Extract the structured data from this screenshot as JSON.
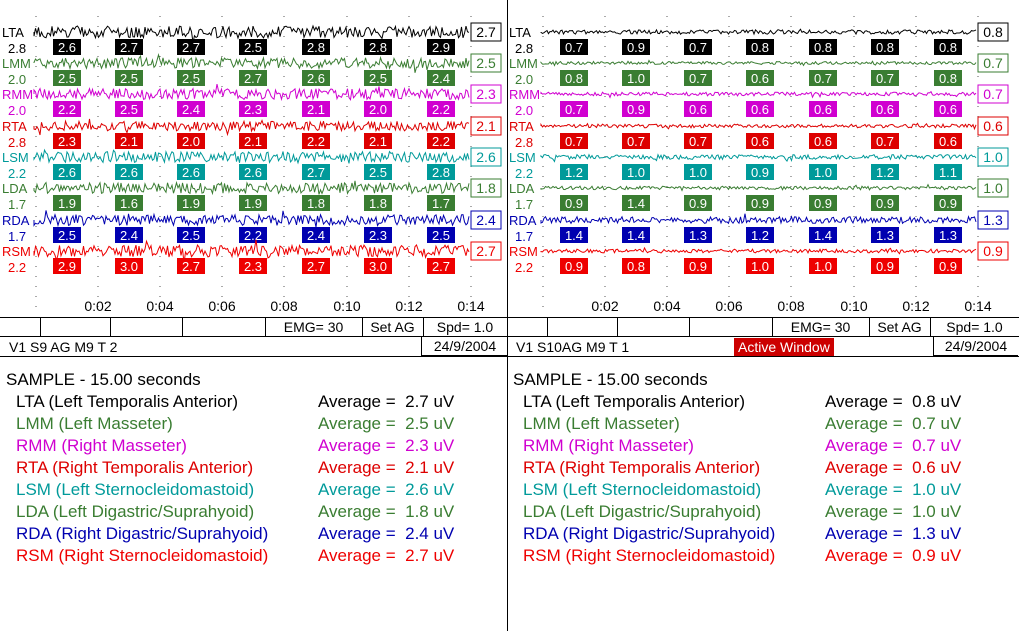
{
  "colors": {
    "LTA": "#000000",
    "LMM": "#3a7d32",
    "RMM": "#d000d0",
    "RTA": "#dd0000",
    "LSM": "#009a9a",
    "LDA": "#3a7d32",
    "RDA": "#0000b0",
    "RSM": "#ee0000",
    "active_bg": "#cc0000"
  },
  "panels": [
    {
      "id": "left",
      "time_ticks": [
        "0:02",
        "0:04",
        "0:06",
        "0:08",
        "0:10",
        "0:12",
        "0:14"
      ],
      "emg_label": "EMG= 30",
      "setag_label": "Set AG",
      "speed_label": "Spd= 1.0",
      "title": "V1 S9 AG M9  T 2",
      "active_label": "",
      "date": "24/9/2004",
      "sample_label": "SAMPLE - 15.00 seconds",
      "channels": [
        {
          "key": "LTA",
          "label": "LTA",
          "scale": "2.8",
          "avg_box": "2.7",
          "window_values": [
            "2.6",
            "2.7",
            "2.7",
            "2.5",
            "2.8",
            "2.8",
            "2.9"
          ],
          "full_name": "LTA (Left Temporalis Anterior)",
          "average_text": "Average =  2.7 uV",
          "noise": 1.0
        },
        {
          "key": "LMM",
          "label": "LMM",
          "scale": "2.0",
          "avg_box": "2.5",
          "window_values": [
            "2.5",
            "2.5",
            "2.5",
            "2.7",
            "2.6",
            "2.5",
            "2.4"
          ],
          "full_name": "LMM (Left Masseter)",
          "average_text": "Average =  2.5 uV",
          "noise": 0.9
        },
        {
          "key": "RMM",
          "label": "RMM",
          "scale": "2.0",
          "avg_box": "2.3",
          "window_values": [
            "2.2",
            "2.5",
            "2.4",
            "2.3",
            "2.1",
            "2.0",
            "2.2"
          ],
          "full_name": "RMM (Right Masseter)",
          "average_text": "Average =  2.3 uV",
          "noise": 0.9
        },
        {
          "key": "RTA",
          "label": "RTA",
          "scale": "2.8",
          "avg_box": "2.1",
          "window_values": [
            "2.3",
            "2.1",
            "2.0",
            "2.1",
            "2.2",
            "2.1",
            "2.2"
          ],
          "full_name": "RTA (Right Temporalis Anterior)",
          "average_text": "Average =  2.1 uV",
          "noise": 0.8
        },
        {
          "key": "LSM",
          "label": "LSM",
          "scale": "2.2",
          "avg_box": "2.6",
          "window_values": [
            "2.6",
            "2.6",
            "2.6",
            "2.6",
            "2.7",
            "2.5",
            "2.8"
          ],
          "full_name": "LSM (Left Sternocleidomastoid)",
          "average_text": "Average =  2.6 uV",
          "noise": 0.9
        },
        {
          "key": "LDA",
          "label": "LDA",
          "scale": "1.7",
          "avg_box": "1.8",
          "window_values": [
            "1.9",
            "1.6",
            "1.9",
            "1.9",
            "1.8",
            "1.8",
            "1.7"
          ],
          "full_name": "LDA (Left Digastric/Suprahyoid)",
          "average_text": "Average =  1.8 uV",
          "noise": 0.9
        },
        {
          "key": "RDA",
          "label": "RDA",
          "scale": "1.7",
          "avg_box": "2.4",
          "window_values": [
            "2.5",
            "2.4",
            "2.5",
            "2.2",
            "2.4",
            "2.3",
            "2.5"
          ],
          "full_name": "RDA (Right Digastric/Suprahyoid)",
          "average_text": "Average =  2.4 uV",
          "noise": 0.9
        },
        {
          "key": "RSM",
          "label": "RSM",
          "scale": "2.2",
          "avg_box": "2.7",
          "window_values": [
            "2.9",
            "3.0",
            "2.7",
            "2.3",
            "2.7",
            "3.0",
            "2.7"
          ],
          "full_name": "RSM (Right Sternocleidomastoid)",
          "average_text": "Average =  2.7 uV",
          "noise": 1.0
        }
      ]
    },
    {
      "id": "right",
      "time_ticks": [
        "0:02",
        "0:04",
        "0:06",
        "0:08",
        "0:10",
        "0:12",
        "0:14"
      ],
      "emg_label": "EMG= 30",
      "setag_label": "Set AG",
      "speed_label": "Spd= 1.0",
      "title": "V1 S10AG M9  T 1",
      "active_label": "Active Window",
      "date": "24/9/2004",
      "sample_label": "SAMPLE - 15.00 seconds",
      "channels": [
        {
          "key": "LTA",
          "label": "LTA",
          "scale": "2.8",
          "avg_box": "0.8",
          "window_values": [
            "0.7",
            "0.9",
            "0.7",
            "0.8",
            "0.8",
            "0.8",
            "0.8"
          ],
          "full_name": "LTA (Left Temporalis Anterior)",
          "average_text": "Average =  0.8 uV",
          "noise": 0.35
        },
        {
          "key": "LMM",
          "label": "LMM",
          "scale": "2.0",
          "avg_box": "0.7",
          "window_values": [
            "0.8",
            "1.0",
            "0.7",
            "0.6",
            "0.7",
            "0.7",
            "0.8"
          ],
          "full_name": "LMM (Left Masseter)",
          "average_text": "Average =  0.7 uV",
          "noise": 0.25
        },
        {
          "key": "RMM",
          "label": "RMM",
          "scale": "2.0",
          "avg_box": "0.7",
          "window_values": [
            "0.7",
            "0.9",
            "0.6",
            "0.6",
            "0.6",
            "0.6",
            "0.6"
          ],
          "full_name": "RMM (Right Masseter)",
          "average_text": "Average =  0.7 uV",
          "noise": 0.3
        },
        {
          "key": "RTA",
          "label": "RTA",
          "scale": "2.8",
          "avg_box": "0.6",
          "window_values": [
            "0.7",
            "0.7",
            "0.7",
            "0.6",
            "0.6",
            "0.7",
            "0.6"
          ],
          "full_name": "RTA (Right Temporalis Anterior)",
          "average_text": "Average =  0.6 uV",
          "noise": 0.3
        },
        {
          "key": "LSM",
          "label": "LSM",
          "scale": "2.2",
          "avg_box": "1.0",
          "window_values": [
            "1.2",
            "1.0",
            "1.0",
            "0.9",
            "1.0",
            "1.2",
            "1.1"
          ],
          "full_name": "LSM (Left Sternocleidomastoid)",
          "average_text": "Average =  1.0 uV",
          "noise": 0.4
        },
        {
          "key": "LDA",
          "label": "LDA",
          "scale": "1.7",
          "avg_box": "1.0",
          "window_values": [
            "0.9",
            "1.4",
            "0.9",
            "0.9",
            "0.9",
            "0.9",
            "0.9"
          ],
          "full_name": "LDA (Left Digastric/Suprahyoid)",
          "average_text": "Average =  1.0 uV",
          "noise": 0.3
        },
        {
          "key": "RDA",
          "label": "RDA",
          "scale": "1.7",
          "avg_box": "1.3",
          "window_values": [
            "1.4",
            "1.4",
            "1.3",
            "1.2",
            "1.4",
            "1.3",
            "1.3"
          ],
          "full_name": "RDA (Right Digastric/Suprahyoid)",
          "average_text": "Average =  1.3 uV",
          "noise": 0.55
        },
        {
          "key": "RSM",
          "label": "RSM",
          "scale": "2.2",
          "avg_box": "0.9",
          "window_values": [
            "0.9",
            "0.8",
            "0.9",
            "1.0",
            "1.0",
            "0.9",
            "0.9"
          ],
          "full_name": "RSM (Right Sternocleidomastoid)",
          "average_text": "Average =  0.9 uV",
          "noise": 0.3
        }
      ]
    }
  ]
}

--

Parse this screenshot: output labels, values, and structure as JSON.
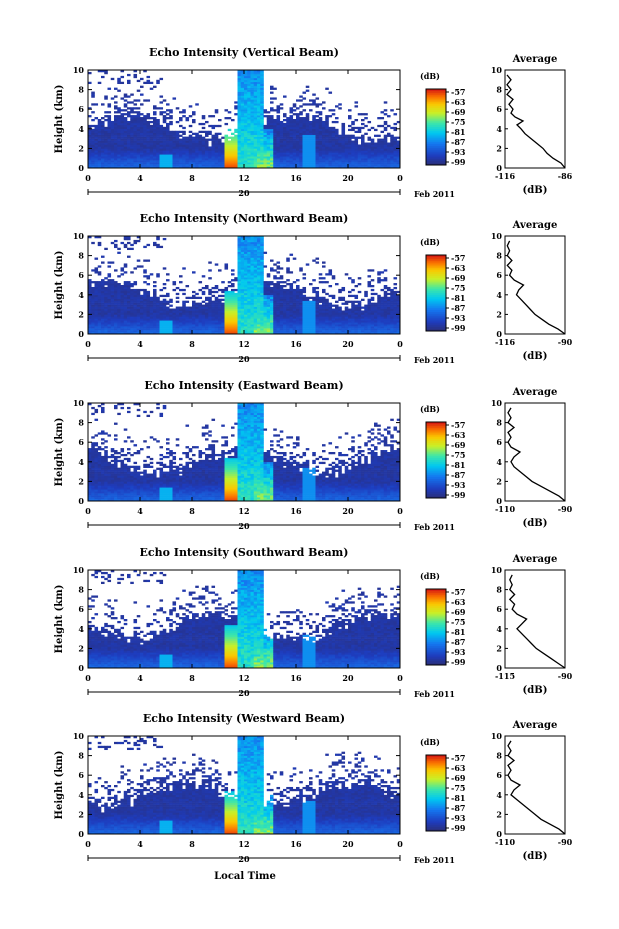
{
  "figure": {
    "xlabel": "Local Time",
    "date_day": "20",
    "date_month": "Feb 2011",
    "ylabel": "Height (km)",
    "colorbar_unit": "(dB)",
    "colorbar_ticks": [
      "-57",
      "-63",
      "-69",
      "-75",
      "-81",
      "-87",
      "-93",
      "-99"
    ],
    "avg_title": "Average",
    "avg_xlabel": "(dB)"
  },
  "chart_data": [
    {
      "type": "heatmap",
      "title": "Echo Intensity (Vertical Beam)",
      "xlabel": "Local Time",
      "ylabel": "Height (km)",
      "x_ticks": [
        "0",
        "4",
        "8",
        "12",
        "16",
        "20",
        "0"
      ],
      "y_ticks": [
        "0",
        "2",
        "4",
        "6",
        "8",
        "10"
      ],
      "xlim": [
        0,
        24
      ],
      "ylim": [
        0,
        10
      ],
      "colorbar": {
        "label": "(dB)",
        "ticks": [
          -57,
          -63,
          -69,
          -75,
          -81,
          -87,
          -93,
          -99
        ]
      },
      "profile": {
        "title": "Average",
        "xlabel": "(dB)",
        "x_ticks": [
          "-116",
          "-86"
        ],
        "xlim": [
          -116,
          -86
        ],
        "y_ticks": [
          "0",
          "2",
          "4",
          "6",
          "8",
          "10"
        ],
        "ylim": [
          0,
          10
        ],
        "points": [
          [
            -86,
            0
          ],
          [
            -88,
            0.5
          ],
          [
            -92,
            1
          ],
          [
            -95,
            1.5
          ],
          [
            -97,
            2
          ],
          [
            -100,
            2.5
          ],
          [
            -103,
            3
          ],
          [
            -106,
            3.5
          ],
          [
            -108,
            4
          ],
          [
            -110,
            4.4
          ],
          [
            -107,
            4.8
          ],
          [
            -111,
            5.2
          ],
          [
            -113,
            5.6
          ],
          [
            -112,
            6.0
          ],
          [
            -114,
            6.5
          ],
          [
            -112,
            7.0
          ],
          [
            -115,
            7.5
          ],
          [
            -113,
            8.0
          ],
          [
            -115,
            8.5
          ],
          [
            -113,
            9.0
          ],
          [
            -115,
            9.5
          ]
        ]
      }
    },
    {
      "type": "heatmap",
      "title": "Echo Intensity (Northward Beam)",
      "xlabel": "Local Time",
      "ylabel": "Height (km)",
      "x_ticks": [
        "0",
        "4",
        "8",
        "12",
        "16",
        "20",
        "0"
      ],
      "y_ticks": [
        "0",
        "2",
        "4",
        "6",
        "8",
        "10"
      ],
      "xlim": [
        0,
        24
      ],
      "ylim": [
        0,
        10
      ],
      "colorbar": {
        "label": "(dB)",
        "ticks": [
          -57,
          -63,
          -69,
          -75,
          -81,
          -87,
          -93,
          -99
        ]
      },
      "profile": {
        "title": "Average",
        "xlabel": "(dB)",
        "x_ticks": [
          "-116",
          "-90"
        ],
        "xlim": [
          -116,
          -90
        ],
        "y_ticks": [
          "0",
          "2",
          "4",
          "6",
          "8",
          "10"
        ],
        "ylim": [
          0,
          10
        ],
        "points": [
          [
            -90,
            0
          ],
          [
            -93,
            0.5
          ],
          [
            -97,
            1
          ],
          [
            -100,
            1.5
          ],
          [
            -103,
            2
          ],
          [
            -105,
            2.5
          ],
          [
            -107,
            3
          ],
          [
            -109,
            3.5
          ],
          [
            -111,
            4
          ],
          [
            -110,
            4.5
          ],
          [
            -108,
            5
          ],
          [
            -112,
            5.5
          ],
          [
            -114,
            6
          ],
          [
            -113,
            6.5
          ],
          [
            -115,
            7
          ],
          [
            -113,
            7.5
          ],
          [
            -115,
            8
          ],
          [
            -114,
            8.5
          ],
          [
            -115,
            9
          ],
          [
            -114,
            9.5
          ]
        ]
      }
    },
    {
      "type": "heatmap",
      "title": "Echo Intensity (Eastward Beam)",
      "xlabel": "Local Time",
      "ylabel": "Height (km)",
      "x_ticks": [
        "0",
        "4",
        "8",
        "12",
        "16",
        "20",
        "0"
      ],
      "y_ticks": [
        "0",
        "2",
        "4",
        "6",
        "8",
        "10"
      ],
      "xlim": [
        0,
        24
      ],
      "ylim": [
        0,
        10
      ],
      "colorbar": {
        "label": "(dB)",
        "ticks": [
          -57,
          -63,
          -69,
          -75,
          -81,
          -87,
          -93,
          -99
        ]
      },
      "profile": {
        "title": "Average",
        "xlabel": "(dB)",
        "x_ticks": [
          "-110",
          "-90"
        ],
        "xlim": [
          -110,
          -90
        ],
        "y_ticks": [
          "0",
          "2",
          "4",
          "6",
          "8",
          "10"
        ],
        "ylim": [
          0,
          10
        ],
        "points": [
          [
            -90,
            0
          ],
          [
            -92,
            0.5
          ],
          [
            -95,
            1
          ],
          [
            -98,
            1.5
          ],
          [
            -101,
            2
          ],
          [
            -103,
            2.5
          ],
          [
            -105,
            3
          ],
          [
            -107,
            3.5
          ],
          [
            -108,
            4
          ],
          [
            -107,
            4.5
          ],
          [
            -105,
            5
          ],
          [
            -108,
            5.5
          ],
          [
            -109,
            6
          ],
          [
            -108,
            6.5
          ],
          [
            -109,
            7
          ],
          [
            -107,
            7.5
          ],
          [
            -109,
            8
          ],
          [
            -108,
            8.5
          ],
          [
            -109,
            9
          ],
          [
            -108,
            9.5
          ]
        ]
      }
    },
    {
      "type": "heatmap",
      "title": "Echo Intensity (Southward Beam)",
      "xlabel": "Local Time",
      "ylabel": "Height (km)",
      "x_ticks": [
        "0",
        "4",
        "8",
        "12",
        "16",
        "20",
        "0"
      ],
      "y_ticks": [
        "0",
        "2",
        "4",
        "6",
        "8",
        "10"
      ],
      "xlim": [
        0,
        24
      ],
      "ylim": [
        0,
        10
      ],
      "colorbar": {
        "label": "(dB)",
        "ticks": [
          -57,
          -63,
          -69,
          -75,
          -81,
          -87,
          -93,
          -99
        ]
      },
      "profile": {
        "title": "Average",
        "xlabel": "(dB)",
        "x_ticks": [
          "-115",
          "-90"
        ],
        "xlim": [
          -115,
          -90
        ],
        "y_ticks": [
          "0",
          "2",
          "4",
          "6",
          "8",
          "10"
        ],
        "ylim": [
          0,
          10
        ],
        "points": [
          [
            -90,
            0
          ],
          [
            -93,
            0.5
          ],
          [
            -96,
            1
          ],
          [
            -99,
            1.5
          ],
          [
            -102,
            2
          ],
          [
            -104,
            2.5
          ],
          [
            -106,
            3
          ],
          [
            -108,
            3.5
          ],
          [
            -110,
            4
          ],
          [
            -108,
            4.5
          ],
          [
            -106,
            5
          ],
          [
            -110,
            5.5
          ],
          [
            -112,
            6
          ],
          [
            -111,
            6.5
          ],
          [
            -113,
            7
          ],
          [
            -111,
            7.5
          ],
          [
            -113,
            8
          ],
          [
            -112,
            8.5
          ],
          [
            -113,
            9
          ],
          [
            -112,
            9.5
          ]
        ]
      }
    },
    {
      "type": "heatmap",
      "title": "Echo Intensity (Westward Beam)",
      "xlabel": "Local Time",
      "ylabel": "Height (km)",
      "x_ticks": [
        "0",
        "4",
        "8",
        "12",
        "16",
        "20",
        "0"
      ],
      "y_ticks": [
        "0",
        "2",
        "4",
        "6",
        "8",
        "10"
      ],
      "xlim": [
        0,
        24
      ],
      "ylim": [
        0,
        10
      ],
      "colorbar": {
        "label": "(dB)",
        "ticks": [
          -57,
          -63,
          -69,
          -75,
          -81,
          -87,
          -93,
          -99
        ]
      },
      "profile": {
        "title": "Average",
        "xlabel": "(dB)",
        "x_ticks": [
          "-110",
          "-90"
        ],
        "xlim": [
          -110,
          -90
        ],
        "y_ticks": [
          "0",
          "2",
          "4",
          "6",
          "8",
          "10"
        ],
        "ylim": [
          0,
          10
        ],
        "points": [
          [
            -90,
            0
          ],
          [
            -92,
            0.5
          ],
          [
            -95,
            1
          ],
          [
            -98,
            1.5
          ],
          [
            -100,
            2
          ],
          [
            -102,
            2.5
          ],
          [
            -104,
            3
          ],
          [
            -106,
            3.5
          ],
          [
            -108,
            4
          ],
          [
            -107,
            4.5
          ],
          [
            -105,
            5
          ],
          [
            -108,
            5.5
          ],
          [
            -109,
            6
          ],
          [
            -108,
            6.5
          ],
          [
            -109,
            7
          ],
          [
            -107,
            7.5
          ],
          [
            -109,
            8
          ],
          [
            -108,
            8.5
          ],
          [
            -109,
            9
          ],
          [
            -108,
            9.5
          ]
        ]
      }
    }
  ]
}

▶ [Exercise instructions]: Gather each line from the listing above that holds "Echo".

▶ [Response to the exercise]:
      "title": "Echo Intensity (Vertical Beam)",
      "title": "Echo Intensity (Northward Beam)",
      "title": "Echo Intensity (Eastward Beam)",
      "title": "Echo Intensity (Southward Beam)",
      "title": "Echo Intensity (Westward Beam)",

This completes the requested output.